AIM OF THE TASK
Copy out each line of the material in which the word "Zcash" appears.

EXERCISE MATERIAL
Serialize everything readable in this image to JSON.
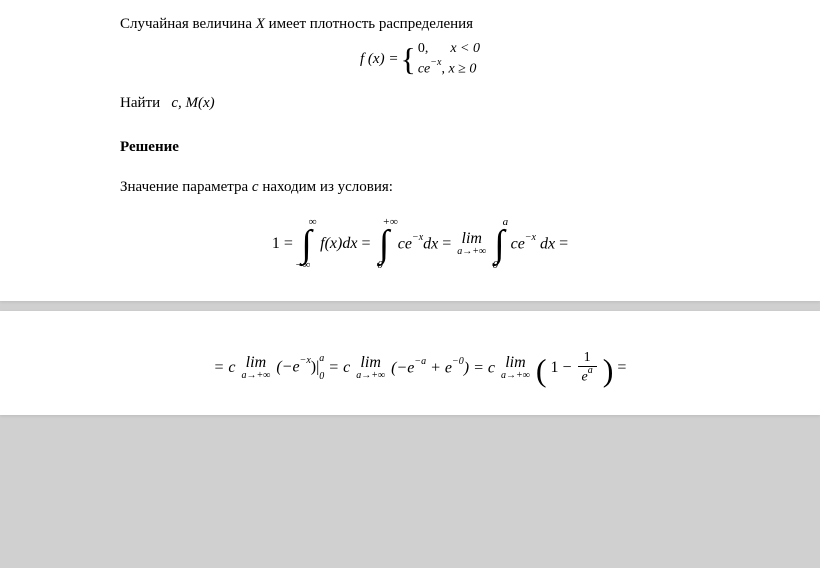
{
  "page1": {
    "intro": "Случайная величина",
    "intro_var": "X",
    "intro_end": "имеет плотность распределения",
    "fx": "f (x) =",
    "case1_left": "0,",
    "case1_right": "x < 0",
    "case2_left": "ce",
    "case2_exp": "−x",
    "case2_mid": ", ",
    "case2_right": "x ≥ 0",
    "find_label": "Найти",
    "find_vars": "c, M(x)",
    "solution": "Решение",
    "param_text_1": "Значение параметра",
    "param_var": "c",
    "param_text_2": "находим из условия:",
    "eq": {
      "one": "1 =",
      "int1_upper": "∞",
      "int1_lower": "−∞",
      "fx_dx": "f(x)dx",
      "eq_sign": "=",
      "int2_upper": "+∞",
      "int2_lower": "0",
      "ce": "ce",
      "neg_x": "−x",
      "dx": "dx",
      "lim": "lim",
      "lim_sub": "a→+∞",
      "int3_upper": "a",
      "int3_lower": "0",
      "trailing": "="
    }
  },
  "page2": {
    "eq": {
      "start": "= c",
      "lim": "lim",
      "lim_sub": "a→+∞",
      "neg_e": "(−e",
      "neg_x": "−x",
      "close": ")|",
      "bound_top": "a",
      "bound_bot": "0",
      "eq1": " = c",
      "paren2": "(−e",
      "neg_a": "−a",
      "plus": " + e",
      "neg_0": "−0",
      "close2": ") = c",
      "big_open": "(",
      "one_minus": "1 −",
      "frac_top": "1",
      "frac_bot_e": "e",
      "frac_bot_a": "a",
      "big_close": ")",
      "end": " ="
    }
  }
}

---

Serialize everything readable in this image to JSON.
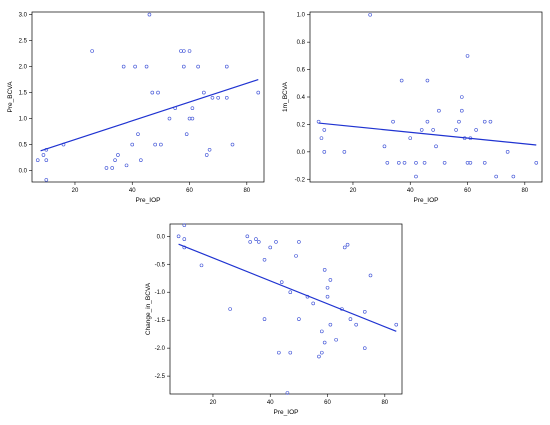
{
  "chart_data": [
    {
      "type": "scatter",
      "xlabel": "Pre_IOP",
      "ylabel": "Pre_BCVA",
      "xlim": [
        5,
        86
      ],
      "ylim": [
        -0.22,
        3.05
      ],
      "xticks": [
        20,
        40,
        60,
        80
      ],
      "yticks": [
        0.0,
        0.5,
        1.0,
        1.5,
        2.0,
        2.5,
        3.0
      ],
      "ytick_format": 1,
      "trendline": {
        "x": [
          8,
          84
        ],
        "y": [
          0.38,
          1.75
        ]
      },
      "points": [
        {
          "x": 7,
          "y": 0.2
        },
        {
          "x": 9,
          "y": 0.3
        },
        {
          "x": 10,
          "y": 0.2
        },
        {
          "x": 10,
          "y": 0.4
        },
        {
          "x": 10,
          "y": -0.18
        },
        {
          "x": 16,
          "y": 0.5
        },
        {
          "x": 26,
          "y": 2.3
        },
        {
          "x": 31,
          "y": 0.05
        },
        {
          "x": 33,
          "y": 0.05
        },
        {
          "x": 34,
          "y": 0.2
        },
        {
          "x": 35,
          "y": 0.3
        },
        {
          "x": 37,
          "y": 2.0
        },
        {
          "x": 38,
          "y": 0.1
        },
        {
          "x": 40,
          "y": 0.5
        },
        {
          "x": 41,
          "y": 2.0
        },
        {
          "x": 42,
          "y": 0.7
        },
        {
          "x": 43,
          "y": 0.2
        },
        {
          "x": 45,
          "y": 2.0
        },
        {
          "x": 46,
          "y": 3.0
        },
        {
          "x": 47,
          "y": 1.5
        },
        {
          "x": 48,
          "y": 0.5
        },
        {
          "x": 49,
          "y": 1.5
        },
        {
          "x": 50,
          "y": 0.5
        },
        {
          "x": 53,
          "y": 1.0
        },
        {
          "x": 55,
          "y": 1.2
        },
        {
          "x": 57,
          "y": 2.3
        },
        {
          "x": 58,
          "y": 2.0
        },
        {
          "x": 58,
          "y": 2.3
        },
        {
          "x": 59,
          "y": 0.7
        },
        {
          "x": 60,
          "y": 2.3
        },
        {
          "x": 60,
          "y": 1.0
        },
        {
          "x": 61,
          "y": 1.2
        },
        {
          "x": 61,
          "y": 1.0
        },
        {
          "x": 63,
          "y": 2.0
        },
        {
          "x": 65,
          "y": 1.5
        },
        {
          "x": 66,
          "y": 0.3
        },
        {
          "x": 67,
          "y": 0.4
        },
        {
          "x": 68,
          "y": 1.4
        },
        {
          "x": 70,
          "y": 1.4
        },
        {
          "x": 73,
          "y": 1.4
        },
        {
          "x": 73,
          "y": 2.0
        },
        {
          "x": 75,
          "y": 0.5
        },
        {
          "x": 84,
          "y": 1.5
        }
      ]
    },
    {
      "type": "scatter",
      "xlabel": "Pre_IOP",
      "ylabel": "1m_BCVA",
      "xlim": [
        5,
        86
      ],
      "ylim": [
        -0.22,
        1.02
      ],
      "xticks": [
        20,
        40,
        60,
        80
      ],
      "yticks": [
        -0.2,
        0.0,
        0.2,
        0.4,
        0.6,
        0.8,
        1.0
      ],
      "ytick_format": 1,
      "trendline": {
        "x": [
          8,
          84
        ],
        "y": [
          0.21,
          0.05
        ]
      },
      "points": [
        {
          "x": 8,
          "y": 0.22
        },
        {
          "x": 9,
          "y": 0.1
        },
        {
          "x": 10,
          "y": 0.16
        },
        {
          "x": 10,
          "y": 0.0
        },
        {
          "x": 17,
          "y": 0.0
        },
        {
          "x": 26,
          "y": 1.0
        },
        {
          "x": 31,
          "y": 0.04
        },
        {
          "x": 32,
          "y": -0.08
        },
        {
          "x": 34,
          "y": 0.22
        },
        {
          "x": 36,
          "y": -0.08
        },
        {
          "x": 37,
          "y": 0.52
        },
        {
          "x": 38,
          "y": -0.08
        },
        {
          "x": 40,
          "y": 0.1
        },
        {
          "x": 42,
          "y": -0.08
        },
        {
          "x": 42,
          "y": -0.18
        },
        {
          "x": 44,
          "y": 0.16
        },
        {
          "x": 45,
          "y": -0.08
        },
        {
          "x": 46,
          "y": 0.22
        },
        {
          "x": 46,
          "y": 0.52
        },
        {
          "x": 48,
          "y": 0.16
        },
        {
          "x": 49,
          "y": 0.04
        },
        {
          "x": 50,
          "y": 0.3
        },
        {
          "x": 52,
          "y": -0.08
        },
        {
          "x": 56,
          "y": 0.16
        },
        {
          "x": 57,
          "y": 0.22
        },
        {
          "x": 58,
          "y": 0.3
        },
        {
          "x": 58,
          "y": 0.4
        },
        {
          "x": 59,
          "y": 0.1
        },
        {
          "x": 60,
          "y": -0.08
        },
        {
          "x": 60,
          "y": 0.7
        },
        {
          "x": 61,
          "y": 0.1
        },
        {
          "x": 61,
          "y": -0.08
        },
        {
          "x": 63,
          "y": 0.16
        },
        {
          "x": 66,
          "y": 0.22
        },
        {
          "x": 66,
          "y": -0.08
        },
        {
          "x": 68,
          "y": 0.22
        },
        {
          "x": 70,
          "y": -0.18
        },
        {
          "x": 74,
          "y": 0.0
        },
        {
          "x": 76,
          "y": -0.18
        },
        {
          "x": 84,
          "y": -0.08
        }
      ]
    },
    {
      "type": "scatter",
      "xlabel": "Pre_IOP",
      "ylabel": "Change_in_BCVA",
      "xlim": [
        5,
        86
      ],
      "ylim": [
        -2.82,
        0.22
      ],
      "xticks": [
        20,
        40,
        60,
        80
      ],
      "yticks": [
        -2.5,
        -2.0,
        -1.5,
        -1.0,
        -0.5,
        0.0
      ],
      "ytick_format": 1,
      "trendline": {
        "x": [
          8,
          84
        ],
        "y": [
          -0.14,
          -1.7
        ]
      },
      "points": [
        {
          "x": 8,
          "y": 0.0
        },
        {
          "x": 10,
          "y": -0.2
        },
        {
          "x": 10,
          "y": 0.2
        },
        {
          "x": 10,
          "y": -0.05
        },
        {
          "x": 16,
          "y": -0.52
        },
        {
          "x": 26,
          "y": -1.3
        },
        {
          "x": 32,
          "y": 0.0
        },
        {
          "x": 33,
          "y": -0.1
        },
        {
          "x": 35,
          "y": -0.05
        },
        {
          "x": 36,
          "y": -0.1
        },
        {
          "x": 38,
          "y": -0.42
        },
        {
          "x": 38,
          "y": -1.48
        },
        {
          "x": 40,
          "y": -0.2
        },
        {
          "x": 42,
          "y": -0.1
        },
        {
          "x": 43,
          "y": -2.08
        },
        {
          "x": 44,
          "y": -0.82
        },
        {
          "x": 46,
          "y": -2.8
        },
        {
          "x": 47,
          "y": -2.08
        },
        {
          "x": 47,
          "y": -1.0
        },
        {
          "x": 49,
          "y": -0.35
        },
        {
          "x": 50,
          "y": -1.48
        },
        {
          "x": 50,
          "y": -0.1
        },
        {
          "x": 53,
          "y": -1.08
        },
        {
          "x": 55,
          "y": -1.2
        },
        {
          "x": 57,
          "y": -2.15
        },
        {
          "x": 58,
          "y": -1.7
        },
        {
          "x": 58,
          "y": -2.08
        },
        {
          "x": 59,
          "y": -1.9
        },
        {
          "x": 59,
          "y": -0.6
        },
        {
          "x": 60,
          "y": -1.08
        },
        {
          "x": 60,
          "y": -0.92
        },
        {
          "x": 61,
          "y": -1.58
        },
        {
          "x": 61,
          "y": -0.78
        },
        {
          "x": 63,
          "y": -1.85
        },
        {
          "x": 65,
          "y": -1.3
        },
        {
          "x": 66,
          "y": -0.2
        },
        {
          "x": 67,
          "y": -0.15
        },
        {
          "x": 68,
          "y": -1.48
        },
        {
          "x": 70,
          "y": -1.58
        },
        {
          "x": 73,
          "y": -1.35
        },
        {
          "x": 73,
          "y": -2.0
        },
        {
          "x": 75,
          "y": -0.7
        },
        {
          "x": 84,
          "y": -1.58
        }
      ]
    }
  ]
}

--

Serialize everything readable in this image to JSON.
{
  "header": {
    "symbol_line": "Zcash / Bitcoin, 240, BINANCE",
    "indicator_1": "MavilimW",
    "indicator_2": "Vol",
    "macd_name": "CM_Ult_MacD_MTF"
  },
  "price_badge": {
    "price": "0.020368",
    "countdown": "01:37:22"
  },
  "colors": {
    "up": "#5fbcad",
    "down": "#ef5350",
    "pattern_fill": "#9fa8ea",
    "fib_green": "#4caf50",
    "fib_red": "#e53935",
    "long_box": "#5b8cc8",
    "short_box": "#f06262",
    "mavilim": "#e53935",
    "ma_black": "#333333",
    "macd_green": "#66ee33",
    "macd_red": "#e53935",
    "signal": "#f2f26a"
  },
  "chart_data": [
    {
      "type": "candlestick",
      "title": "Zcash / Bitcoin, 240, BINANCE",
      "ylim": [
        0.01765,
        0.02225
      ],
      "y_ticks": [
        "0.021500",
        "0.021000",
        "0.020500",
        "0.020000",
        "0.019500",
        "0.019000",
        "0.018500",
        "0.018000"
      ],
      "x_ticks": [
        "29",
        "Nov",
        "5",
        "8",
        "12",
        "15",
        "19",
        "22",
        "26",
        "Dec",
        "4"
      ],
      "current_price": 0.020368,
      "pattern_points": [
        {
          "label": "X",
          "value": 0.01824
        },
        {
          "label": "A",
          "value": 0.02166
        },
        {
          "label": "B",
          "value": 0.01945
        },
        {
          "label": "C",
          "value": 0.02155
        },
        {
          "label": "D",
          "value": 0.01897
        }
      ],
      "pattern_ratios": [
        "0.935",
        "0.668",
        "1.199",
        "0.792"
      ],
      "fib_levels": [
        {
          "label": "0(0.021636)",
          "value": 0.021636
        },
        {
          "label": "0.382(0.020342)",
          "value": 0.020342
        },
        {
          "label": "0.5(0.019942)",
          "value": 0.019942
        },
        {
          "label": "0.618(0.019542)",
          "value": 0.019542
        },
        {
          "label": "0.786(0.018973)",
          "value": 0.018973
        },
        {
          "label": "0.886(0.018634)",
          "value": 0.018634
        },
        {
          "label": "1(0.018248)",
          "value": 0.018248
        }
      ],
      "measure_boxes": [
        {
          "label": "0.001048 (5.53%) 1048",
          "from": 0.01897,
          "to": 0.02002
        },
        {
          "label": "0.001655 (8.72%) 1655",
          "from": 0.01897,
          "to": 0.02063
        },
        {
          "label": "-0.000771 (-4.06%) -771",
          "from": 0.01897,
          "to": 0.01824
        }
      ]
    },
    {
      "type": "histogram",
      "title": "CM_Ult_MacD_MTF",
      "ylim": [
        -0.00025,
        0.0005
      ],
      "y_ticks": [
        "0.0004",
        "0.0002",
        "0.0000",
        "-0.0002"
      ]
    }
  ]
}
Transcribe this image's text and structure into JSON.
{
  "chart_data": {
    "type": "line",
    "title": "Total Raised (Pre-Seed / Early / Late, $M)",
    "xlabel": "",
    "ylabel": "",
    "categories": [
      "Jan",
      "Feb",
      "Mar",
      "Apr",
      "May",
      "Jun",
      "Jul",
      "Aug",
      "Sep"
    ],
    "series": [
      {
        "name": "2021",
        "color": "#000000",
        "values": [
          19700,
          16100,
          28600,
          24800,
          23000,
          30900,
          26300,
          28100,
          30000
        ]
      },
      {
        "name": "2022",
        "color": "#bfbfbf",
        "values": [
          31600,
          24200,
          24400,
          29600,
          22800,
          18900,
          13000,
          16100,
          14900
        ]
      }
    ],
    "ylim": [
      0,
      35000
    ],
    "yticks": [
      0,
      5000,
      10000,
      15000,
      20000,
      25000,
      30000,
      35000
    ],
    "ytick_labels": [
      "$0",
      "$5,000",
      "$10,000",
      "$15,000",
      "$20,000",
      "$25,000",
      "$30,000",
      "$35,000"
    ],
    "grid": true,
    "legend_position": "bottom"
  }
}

SOLUTION FOR THIS PROBLEM
    "symbol_line": "Zcash / Bitcoin, 240, BINANCE",
      "title": "Zcash / Bitcoin, 240, BINANCE",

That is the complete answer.